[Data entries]
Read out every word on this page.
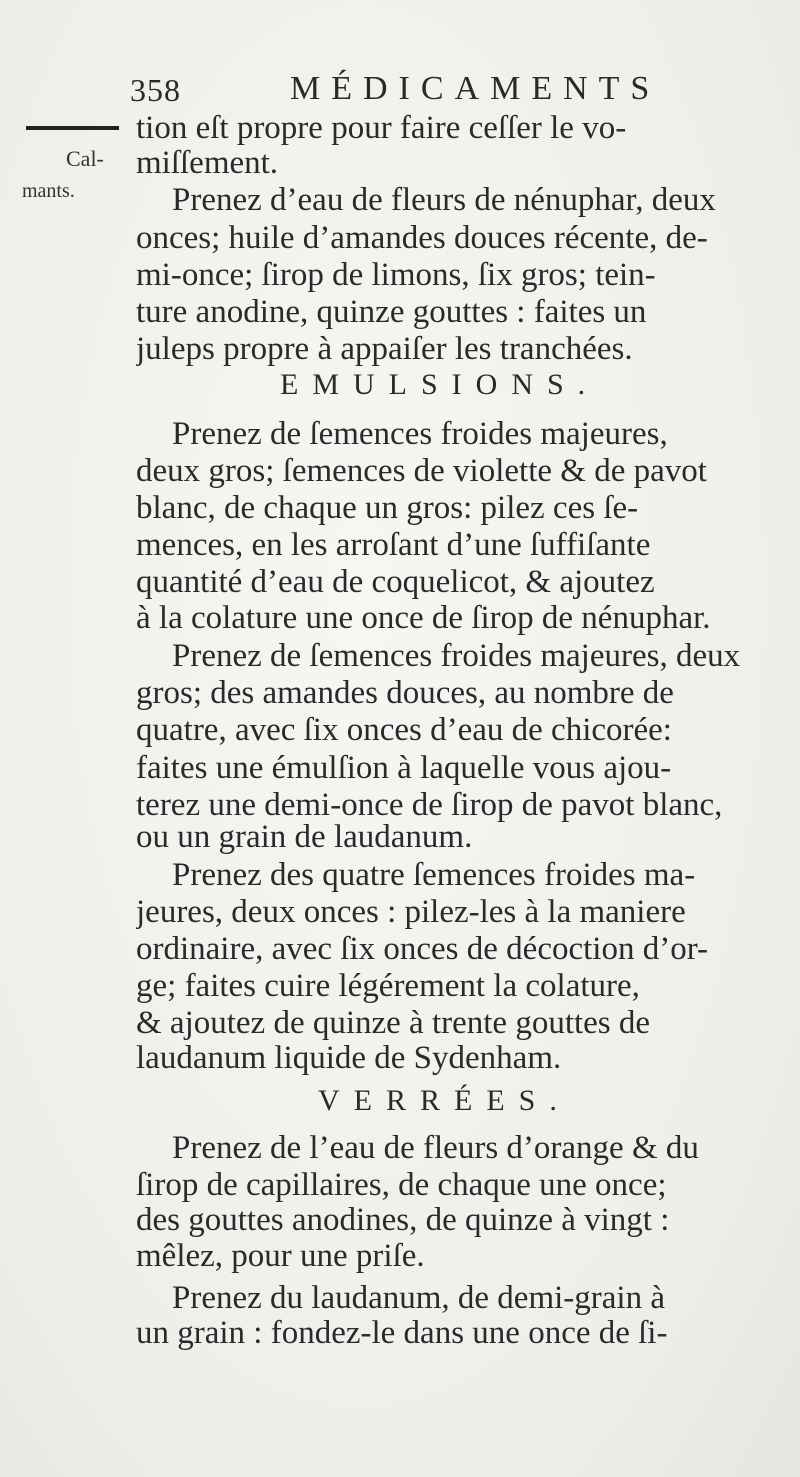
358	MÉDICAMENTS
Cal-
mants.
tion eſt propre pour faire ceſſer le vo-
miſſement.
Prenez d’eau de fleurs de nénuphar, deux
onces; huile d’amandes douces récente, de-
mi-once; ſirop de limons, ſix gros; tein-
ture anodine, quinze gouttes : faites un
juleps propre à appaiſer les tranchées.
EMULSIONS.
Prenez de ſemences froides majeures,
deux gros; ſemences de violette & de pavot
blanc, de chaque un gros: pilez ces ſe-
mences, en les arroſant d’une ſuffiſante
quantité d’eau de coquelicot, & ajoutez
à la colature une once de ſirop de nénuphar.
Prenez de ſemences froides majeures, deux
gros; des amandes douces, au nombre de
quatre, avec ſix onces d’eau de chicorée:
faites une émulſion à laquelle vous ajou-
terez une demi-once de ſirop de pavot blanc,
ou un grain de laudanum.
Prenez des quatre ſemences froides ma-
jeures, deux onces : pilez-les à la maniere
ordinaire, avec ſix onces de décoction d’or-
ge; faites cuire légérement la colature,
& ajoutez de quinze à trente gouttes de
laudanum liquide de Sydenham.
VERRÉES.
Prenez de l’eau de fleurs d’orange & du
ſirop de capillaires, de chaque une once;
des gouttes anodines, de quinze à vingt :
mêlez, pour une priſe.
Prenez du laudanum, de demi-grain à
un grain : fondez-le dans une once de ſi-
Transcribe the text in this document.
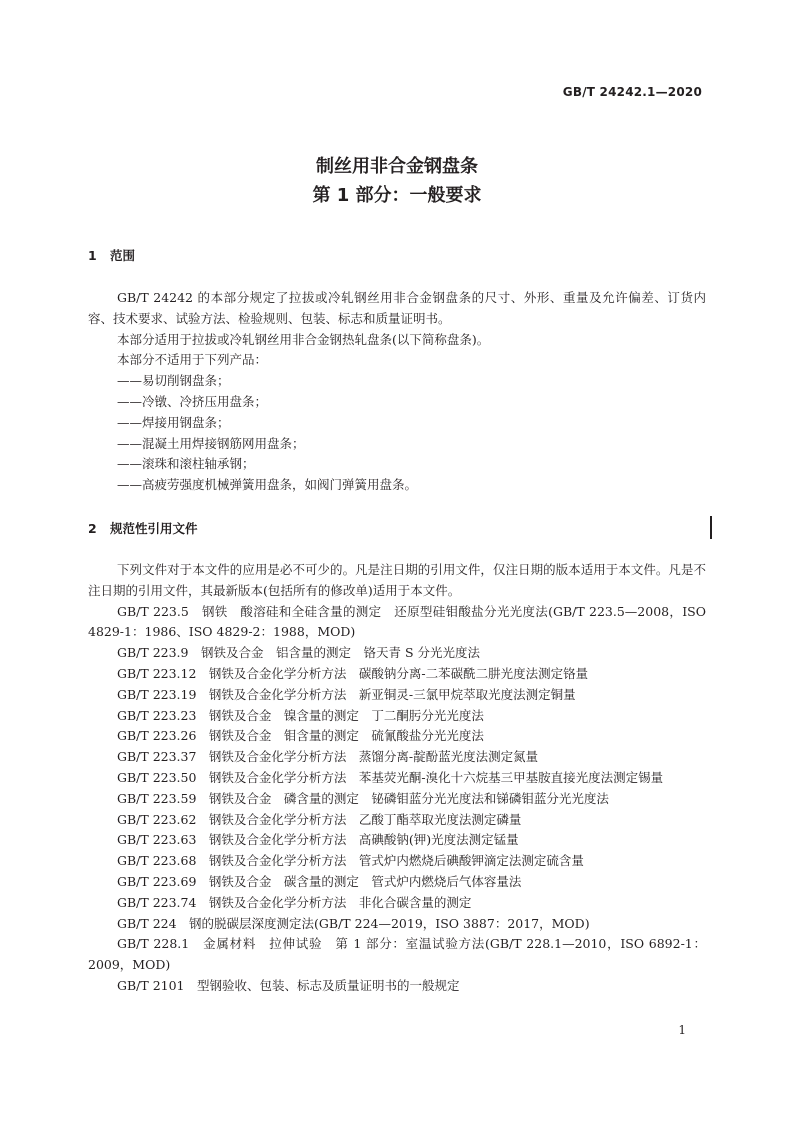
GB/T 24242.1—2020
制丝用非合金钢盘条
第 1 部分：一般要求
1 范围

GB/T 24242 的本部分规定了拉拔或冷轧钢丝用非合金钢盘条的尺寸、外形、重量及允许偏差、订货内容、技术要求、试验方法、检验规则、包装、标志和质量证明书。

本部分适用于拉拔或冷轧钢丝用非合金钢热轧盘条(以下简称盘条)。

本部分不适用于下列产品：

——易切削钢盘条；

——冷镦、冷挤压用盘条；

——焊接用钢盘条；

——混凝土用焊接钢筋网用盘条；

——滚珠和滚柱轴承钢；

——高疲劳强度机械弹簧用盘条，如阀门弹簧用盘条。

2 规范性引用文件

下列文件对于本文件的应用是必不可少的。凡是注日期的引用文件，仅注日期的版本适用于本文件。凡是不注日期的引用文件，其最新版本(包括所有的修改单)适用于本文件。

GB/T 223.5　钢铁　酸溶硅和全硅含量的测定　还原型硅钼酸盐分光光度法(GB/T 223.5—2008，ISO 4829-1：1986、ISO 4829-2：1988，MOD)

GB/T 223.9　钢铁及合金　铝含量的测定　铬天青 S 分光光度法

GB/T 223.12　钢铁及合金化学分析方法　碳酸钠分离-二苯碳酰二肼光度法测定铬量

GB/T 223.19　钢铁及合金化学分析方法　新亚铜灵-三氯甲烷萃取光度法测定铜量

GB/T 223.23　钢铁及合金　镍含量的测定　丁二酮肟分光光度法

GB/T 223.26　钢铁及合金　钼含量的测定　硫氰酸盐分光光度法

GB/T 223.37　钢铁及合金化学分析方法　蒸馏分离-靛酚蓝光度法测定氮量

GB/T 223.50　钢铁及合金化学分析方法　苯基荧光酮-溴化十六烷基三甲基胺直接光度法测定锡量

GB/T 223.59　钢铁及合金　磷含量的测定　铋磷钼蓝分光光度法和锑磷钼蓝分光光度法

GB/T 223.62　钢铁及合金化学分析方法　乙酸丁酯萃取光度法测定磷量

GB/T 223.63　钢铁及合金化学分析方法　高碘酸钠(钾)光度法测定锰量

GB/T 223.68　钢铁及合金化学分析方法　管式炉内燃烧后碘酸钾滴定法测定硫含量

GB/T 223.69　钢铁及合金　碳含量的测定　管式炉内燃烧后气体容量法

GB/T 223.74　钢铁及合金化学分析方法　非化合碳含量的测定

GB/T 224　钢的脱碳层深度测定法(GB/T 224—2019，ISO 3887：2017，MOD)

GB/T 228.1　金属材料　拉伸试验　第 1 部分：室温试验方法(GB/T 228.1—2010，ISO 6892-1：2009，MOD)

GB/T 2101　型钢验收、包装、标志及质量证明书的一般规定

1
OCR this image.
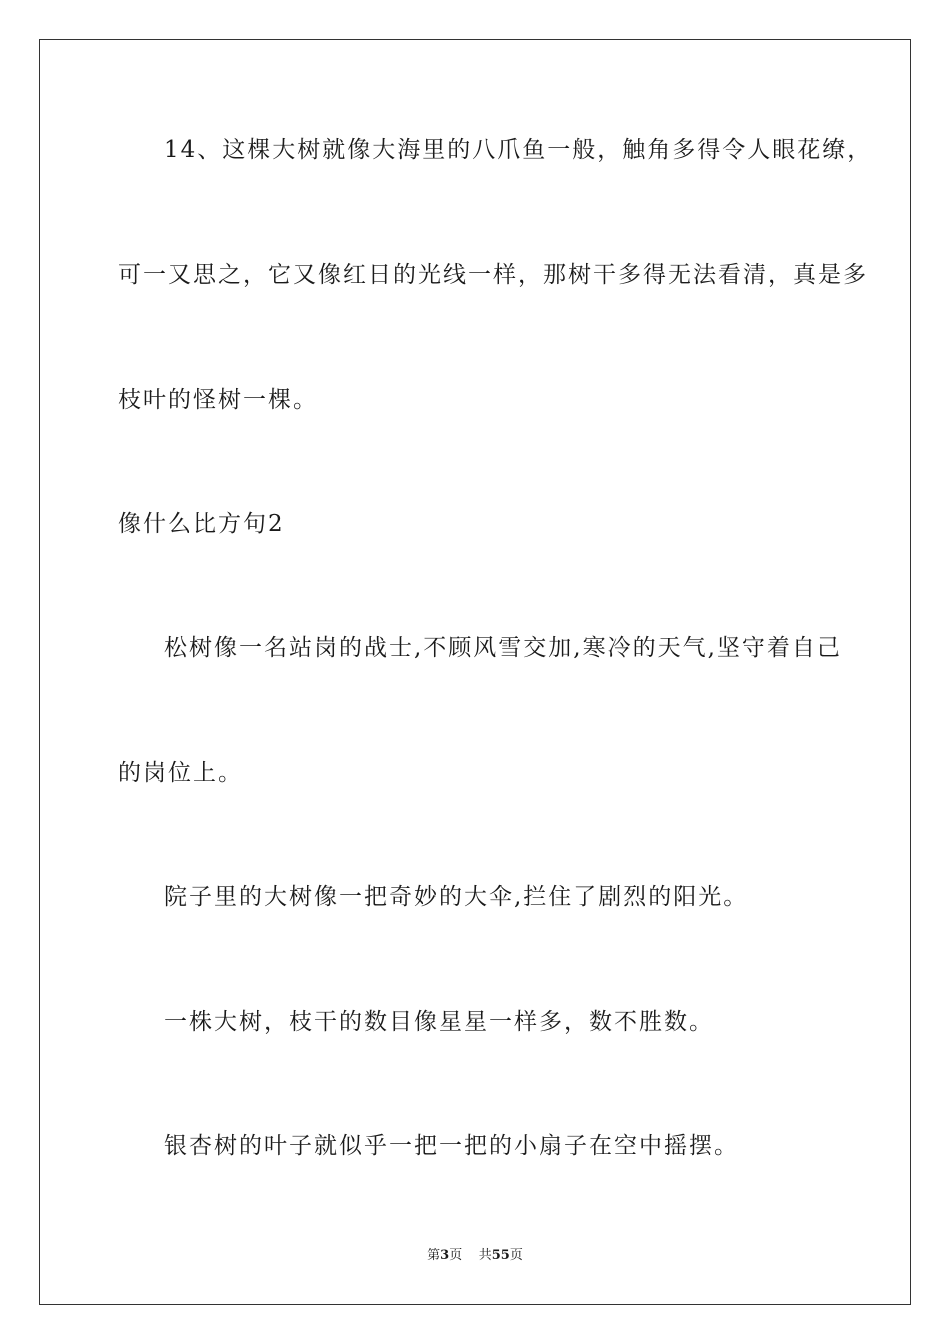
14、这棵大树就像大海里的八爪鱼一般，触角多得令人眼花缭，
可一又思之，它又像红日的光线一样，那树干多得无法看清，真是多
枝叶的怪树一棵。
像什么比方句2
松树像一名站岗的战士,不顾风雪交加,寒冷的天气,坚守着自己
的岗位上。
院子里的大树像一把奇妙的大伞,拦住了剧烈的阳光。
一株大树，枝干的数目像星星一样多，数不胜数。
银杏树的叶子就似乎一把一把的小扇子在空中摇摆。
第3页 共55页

> [REQUIREMENT]: Skip the pictures. Please copy exactly the lines from the one with "OCR this image." through the final line of the material above, both ends included.

> [THE REPLY]:
OCR this image.
14、这棵大树就像大海里的八爪鱼一般，触角多得令人眼花缭，
可一又思之，它又像红日的光线一样，那树干多得无法看清，真是多
枝叶的怪树一棵。
像什么比方句2
松树像一名站岗的战士,不顾风雪交加,寒冷的天气,坚守着自己
的岗位上。
院子里的大树像一把奇妙的大伞,拦住了剧烈的阳光。
一株大树，枝干的数目像星星一样多，数不胜数。
银杏树的叶子就似乎一把一把的小扇子在空中摇摆。
第3页 共55页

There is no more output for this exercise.